* [PROBLEM DESCRIPTION]
Copy all the entries word for word, but omit the pictures.

(Figure contents as structured data)
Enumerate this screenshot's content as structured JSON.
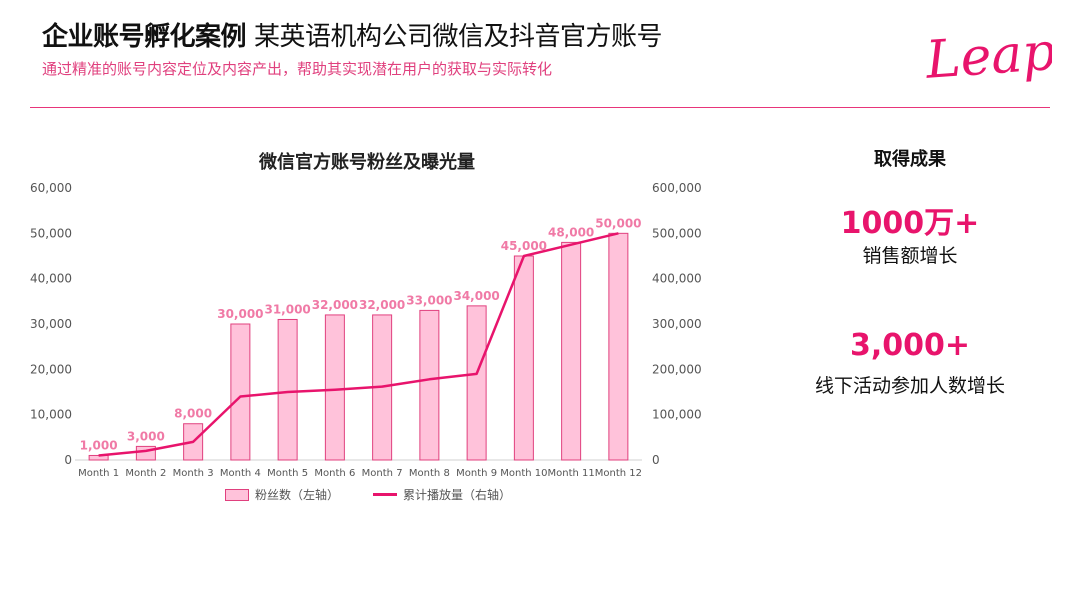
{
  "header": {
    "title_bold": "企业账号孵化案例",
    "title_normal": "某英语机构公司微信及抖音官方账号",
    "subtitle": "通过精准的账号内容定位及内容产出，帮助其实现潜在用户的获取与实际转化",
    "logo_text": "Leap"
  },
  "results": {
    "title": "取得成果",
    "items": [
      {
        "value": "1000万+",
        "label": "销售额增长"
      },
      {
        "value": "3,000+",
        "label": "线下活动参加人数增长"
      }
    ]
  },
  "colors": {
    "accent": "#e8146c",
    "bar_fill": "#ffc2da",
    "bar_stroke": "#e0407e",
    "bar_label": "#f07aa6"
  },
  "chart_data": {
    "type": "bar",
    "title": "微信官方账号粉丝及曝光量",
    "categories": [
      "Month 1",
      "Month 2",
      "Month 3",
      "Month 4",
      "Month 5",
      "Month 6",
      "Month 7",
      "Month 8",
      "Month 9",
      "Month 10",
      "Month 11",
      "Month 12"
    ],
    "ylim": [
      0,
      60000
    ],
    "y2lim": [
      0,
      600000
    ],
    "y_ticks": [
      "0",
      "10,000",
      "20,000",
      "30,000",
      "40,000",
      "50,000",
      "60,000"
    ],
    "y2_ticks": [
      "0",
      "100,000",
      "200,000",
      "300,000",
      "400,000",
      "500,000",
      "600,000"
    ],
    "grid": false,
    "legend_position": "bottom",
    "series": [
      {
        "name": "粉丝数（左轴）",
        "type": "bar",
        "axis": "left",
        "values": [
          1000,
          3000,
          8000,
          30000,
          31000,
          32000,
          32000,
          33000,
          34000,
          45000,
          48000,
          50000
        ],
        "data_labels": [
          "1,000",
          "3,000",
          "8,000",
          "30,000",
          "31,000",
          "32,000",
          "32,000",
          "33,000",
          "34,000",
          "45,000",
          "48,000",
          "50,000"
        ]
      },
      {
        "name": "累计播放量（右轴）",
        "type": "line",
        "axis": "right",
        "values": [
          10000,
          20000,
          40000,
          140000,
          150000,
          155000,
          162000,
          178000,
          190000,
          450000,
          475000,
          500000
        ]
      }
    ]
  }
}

* [TASK SOLUTION]
Enumerate this screenshot's content as structured JSON.
{
  "header": {
    "title_bold": "企业账号孵化案例",
    "title_normal": "某英语机构公司微信及抖音官方账号",
    "subtitle": "通过精准的账号内容定位及内容产出，帮助其实现潜在用户的获取与实际转化",
    "logo_text": "Leap"
  },
  "results": {
    "title": "取得成果",
    "items": [
      {
        "value": "1000万+",
        "label": "销售额增长"
      },
      {
        "value": "3,000+",
        "label": "线下活动参加人数增长"
      }
    ]
  },
  "colors": {
    "accent": "#e8146c",
    "bar_fill": "#ffc2da",
    "bar_stroke": "#e0407e",
    "bar_label": "#f07aa6"
  },
  "chart_data": {
    "type": "bar",
    "title": "微信官方账号粉丝及曝光量",
    "categories": [
      "Month 1",
      "Month 2",
      "Month 3",
      "Month 4",
      "Month 5",
      "Month 6",
      "Month 7",
      "Month 8",
      "Month 9",
      "Month 10",
      "Month 11",
      "Month 12"
    ],
    "ylim": [
      0,
      60000
    ],
    "y2lim": [
      0,
      600000
    ],
    "y_ticks": [
      "0",
      "10,000",
      "20,000",
      "30,000",
      "40,000",
      "50,000",
      "60,000"
    ],
    "y2_ticks": [
      "0",
      "100,000",
      "200,000",
      "300,000",
      "400,000",
      "500,000",
      "600,000"
    ],
    "grid": false,
    "legend_position": "bottom",
    "series": [
      {
        "name": "粉丝数（左轴）",
        "type": "bar",
        "axis": "left",
        "values": [
          1000,
          3000,
          8000,
          30000,
          31000,
          32000,
          32000,
          33000,
          34000,
          45000,
          48000,
          50000
        ],
        "data_labels": [
          "1,000",
          "3,000",
          "8,000",
          "30,000",
          "31,000",
          "32,000",
          "32,000",
          "33,000",
          "34,000",
          "45,000",
          "48,000",
          "50,000"
        ]
      },
      {
        "name": "累计播放量（右轴）",
        "type": "line",
        "axis": "right",
        "values": [
          10000,
          20000,
          40000,
          140000,
          150000,
          155000,
          162000,
          178000,
          190000,
          450000,
          475000,
          500000
        ]
      }
    ]
  }
}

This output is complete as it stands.